Restate the complete material exactly.
**** Data to process ****
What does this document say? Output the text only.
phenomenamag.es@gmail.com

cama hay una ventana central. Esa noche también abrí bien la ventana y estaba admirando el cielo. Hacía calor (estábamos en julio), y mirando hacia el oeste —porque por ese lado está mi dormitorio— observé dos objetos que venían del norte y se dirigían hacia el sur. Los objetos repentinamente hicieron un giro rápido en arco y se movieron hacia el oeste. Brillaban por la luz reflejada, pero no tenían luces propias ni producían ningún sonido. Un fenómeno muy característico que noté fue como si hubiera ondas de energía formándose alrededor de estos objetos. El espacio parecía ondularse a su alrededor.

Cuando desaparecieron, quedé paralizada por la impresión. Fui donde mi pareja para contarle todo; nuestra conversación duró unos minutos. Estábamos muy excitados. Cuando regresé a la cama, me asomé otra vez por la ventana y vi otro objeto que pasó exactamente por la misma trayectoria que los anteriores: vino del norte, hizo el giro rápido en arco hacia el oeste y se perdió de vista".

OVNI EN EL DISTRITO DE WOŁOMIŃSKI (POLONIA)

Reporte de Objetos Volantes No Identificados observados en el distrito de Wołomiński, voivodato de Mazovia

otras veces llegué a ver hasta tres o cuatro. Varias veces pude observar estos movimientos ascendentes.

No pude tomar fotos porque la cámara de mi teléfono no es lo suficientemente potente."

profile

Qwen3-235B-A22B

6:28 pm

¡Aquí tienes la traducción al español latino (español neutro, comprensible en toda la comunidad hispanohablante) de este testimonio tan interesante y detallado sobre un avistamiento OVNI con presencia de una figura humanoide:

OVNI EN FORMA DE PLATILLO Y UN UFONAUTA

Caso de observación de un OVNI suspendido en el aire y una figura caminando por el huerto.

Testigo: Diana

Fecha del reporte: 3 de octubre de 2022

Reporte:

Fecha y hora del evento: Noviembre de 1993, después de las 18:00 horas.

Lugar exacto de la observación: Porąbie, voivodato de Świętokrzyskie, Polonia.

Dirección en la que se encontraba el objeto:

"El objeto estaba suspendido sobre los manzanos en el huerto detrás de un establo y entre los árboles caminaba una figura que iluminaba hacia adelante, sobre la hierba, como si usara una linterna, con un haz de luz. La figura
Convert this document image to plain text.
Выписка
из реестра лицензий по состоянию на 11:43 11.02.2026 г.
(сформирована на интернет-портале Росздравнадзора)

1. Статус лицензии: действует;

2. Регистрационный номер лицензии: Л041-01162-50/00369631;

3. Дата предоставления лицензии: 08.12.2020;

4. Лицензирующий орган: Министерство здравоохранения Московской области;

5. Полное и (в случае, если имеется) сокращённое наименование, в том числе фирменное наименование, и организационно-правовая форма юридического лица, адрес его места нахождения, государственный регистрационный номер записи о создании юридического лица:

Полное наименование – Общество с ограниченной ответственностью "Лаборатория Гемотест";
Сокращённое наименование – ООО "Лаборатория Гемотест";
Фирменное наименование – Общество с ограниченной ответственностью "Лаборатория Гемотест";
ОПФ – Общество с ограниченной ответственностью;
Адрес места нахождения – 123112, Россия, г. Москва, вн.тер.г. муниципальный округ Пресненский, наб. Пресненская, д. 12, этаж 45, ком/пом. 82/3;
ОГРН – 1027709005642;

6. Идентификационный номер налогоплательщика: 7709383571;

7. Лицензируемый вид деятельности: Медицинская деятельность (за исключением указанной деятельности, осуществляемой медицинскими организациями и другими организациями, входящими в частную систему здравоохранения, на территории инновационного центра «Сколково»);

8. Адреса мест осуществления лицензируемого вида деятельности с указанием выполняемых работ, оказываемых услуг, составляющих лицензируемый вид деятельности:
****
# The answer:
What does this document say? Output the text only.
phenomenamag.es@gmail.com

cama hay una ventana central. Esa noche también abrí bien la ventana y estaba admirando el cielo. Hacía calor (estábamos en julio), y mirando hacia el oeste —porque por ese lado está mi dormitorio— observé dos objetos que venían del norte y se dirigían hacia el sur. Los objetos repentinamente hicieron un giro rápido en arco y se movieron hacia el oeste. Brillaban por la luz reflejada, pero no tenían luces propias ni producían ningún sonido. Un fenómeno muy característico que noté fue como si hubiera ondas de energía formándose alrededor de estos objetos. El espacio parecía ondularse a su alrededor.

Cuando desaparecieron, quedé paralizada por la impresión. Fui donde mi pareja para contarle todo; nuestra conversación duró unos minutos. Estábamos muy excitados. Cuando regresé a la cama, me asomé otra vez por la ventana y vi otro objeto que pasó exactamente por la misma trayectoria que los anteriores: vino del norte, hizo el giro rápido en arco hacia el oeste y se perdió de vista".

OVNI EN EL DISTRITO DE WOŁOMIŃSKI (POLONIA)

Reporte de Objetos Volantes No Identificados observados en el distrito de Wołomiński, voivodato de Mazovia

otras veces llegué a ver hasta tres o cuatro. Varias veces pude observar estos movimientos ascendentes.

No pude tomar fotos porque la cámara de mi teléfono no es lo suficientemente potente."

profile

Qwen3-235B-A22B

6:28 pm

¡Aquí tienes la traducción al español latino (español neutro, comprensible en toda la comunidad hispanohablante) de este testimonio tan interesante y detallado sobre un avistamiento OVNI con presencia de una figura humanoide:

OVNI EN FORMA DE PLATILLO Y UN UFONAUTA

Caso de observación de un OVNI suspendido en el aire y una figura caminando por el huerto.

Testigo: Diana

Fecha del reporte: 3 de octubre de 2022

Reporte:

Fecha y hora del evento: Noviembre de 1993, después de las 18:00 horas.

Lugar exacto de la observación: Porąbie, voivodato de Świętokrzyskie, Polonia.

Dirección en la que se encontraba el objeto:

"El objeto estaba suspendido sobre los manzanos en el huerto detrás de un establo y entre los árboles caminaba una figura que iluminaba hacia adelante, sobre la hierba, como si usara una linterna, con un haz de luz. La figura
Convert this document image to plain text.
Выписка
из реестра лицензий по состоянию на 11:43 11.02.2026 г.
(сформирована на интернет-портале Росздравнадзора)

1. Статус лицензии: действует;

2. Регистрационный номер лицензии: Л041-01162-50/00369631;

3. Дата предоставления лицензии: 08.12.2020;

4. Лицензирующий орган: Министерство здравоохранения Московской области;

5. Полное и (в случае, если имеется) сокращённое наименование, в том числе фирменное наименование, и организационно-правовая форма юридического лица, адрес его места нахождения, государственный регистрационный номер записи о создании юридического лица:

Полное наименование – Общество с ограниченной ответственностью "Лаборатория Гемотест";
Сокращённое наименование – ООО "Лаборатория Гемотест";
Фирменное наименование – Общество с ограниченной ответственностью "Лаборатория Гемотест";
ОПФ – Общество с ограниченной ответственностью;
Адрес места нахождения – 123112, Россия, г. Москва, вн.тер.г. муниципальный округ Пресненский, наб. Пресненская, д. 12, этаж 45, ком/пом. 82/3;
ОГРН – 1027709005642;

6. Идентификационный номер налогоплательщика: 7709383571;

7. Лицензируемый вид деятельности: Медицинская деятельность (за исключением указанной деятельности, осуществляемой медицинскими организациями и другими организациями, входящими в частную систему здравоохранения, на территории инновационного центра «Сколково»);

8. Адреса мест осуществления лицензируемого вида деятельности с указанием выполняемых работ, оказываемых услуг, составляющих лицензируемый вид деятельности:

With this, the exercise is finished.